IN THE UNITED STATES DISTRICT COURT FOR THE NORTHERN DISTRICT OF ILLINOIS EASTERN DIVISION
March 20, 2007
ROBERT A. WEIRICH AND SANDRA F. WEIRICH, PLAINTIFFS,
RICHARD WEHRLI, RONALD FESSLER, AND THE TOWN ROAD PARTNERSHIP, AN ILLINOIS GENERAL PARTNERSHIP DEFENDANT.
The opinion of the court was delivered by: Judge Robert W. Gettleman
MEMORANDUM OPINION AND ORDER
Plaintiffs Robert and Sandra Weirich sued defendants Richard Wehrli, Ronald Fessler and The Town Road General Partnership (the "partnership") alleging claims for: (1) dissolution and accounting; (2) violations of various sections of the Illinois Uniform Partnership Act, 805 ILCS 205/19, 205/20, 205/21; (3) breach of fiduciary duties between partners; (4) dealings against the partnership; (5) quantum meruit; and (6) unjust enrichment. Because the complaint alleges that plaintiffs are general partners in the defendant partnership, it appeared to the court that it lacked subject matter jurisdiction that was asserted based on diversity of citizenship, 28 U.S.C. § 1332(a)(1). Consequently, the court directed the parties to be prepared to discuss jurisdiction at a status hearing. In response to that order, defendants moved to dismiss for lack of subject matter jurisdiction and plaintiffs moved to drop the partnership as a party and file an amended complaint. For the reasons set forth below, defendants' motion is denied and plaintiffs' motion is granted.
According to the complaint, plaintiffs and defendants Fessler and Wehrli entered into a general partnership called The Town Road Partnership to engage in the business of developing and selling 303 acres of real estate located on New Town Road in North Carolina. The property was to be developed in two phases. Phase one applied to 125 of the 303 acres and phase two applied to the remaining 178. Plaintiffs jointly owned one partnership unit and were to split equally the net profits with Wehrli and Fessler who jointly owned the other partnership unit, until such time as contribution of capital investment amounts had been reimbursed. Thereafter, the parties would split the profits at a rate of 45% for plaintiffs and 55% for defendants.

==============================

▸ Stated exercise 1
Using the memorandum opinion, state whether each statement agrees with it, and support each yes or no by quoting the deciding words: (a) Phase one of the development covered 125 acres. (b) The court granted the defendants' motion to dismiss. (c) The real estate was located in Illinois.
▸ Stated exercise 2
Supply the next passage of the memorandum opinion, beginning right after its final sentence.
The material after the memorandum opinion has no connection to it.

▸ Stored data
==============================

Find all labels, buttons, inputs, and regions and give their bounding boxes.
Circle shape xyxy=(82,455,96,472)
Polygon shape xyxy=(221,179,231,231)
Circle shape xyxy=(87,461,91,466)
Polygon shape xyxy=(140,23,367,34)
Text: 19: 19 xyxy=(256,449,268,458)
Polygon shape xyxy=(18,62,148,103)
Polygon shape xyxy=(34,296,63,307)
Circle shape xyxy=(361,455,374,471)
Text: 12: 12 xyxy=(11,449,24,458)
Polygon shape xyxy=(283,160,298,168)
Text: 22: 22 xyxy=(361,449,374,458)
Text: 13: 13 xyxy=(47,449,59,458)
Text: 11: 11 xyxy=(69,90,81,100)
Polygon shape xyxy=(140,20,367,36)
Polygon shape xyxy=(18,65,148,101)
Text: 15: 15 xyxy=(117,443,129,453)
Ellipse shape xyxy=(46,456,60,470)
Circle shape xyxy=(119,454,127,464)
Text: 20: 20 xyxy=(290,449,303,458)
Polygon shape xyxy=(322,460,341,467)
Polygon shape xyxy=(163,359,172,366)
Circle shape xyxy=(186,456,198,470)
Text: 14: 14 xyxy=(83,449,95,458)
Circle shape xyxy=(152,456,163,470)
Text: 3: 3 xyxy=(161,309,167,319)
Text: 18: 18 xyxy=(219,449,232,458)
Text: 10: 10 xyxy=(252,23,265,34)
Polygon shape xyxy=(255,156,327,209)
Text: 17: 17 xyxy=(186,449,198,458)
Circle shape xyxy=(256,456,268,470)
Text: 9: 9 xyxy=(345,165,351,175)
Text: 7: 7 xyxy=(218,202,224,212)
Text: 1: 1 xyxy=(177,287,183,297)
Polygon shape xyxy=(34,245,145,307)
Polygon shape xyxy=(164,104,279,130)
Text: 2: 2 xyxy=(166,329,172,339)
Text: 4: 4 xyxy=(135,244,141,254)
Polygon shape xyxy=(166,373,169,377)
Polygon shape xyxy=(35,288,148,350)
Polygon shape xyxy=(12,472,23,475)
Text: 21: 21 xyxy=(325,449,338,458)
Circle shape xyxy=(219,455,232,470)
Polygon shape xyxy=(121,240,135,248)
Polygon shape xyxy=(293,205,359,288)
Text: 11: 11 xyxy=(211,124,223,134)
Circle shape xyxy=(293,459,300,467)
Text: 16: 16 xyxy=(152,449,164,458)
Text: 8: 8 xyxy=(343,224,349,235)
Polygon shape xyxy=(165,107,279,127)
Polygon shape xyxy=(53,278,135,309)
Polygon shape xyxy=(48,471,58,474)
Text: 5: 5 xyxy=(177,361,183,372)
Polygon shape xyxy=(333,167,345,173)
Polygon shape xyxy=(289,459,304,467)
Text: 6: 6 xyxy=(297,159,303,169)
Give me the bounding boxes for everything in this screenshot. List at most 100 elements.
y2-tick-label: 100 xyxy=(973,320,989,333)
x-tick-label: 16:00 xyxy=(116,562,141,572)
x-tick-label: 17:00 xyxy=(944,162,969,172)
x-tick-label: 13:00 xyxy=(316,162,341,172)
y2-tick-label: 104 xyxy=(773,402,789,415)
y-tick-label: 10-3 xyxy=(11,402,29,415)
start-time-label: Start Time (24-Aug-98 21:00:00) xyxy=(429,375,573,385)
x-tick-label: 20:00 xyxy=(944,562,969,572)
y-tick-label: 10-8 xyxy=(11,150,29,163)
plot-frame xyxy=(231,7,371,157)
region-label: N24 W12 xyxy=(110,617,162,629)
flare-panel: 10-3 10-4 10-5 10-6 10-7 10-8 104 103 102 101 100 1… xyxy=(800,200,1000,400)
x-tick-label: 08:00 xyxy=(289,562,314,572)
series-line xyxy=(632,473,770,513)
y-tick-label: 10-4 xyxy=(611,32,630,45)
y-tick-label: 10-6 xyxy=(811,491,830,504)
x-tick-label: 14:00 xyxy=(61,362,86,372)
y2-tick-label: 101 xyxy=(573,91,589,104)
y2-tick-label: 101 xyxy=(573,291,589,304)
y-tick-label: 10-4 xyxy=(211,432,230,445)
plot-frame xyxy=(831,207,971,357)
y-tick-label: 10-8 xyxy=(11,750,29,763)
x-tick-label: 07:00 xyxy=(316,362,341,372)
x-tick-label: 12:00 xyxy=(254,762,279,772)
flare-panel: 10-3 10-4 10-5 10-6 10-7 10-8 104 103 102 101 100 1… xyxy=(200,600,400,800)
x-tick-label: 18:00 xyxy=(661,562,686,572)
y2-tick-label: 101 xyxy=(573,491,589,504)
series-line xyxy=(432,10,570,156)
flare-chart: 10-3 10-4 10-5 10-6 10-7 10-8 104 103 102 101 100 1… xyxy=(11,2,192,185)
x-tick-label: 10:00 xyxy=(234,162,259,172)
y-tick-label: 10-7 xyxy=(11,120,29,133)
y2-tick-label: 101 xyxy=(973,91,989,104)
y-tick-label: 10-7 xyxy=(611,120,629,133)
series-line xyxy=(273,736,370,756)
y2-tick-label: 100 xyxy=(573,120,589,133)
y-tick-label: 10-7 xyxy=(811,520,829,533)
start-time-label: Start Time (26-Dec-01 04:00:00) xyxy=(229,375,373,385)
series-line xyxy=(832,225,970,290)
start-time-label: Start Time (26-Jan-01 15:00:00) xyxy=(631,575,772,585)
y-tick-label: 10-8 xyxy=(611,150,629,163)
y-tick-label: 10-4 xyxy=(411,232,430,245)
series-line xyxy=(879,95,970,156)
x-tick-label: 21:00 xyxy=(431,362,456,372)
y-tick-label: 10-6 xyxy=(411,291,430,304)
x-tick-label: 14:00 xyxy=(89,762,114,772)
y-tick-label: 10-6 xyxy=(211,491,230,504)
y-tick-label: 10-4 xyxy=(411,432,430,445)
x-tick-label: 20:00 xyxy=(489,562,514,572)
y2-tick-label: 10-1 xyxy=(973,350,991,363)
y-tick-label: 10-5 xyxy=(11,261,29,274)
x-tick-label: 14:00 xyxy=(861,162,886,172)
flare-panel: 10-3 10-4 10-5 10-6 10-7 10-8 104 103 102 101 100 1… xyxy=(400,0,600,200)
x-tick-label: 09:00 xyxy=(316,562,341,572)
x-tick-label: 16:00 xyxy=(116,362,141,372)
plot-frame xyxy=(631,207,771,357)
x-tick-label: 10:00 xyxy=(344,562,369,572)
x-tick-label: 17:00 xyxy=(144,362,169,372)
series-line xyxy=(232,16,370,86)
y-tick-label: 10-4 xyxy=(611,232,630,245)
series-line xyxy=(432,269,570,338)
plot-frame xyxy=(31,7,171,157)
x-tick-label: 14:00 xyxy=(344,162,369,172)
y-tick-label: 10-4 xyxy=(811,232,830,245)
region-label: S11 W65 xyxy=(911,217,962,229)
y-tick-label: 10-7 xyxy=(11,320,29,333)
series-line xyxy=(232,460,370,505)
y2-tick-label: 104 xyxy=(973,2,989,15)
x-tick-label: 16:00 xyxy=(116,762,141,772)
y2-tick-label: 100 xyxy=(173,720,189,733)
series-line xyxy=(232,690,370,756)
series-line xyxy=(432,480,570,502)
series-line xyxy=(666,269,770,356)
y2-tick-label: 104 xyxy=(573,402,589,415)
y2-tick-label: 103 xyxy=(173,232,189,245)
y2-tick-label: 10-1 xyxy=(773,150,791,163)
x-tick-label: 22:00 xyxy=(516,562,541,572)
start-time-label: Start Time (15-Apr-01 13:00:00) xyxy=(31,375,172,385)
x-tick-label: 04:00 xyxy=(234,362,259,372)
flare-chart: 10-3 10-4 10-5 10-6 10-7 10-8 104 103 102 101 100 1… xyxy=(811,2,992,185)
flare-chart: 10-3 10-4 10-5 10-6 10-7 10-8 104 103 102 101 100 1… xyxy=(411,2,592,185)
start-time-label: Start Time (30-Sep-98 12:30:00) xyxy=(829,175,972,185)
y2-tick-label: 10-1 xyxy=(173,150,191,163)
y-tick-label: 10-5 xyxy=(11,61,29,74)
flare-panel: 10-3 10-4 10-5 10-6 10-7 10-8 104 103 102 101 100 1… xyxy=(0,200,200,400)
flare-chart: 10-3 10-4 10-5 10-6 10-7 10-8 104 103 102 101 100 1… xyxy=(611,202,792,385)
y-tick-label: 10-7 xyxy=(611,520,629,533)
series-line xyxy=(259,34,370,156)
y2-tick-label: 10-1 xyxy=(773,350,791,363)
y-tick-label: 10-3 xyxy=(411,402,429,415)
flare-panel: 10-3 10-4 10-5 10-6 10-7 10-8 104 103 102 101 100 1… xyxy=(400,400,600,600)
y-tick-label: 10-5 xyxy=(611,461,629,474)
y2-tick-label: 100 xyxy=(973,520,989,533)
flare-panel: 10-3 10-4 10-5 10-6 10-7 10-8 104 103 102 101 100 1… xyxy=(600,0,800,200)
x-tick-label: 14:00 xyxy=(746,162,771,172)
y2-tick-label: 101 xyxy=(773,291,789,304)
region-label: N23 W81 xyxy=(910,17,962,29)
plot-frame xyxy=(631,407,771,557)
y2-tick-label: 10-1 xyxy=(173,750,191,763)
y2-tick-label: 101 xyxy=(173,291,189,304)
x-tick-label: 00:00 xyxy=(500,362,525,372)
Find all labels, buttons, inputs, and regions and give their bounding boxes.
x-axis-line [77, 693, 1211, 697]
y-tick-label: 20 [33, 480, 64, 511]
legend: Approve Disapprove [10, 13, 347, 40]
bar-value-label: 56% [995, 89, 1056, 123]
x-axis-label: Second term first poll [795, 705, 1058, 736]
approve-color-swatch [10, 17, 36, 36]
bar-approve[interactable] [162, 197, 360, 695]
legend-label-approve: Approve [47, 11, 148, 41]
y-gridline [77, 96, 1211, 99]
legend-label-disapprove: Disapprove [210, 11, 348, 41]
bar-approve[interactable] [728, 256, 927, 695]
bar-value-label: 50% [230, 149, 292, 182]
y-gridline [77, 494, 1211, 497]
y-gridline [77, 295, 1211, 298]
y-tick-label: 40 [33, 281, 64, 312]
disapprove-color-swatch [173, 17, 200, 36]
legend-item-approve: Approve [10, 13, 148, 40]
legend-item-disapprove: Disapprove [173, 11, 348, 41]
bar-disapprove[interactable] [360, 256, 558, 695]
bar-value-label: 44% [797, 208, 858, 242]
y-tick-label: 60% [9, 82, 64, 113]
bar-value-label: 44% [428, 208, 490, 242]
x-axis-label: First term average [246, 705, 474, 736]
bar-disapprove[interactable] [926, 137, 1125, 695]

==============================

▸ Response 1
(a) Yes: "Phase one applied to 125 of the 303 acres"
(b) No: "defendants' motion is denied and plaintiffs' motion is granted"
(c) No: "located on New Town Road in North Carolina"

▸ Response 2
There is no question that as currently pled, with the partnership named as a defendant, the court lacks subject matter jurisdiction. For diversity of citizenship purposes a general partnership is a citizen of the state of each partner's citizenship. See Carden v. Arkoma & Assoc., 494 U.S. 185 (1990). Therefore, the defendant partnership is a citizen of Illinois because plaintiffs, who are general partners, are citizens of Illinois. Complete diversity of citizenship is therefore lacking under 28 U.S.C. § 1332. This would normally mean that defendants' motion to dismiss should be granted. To cure this problem, however, plaintiffs have moved under Fed. R. Civ. P. 21 for leave to file an amended complaint that does not name the partnership as a party. Defendants object, arguing that the partnership is an "indispensable party" and that the entire case must be dismissed.
Fed. R. Civ. P. 19 governs joinder of persons needed for just adjudication. Rule 19 analysis is essentially a three step process. First, the court must determine whether the party is necessary under Rule 19(a). If joinder is necessary, the court must next determine whether joinder is feasible, i.e., whether joinder can be effected. Finally, if joinder is not feasible, the court must determine whether "in equity and good conscience" the action should proceed among the parties before it or whether it should be dismissed because the absent party is indispensable. Fed. R. Civ. P. 19(b).
In the instant case, the partnership is a necessary party. Under Rule 19(a), a person is necessary, and where feasible should be joined if:
(1) in the person's absence complete relief cannot be accorded among those already parties; or (2) the person claims an interest relating to the subject of the action and is so situated that disposition of the action in the person's absence may
(I) as a practical matter impair of impede the person's ability to protect that interest or (ii) leave any other persons already parties subject to substantial risk of incurring double, multiple, or otherwise inconsistent obligations by reason of the claimed interest.
There is no question that the partnership is a necessary party because it has an interest in recouping assets and profits allegedly diverted by the defendant general partners. This interest is separate and distinct from plaintiffs' interest in enlarging the pool of assets of which they claim a portion. Hooper v. Wolf, 396 F.3d 744, 748 (5th Cir. 2005) (citing HB Gen. Corp. v. Manchester Partners, L.P., 95 F.3d 1185, 1190 (3rd Cir. 1996)).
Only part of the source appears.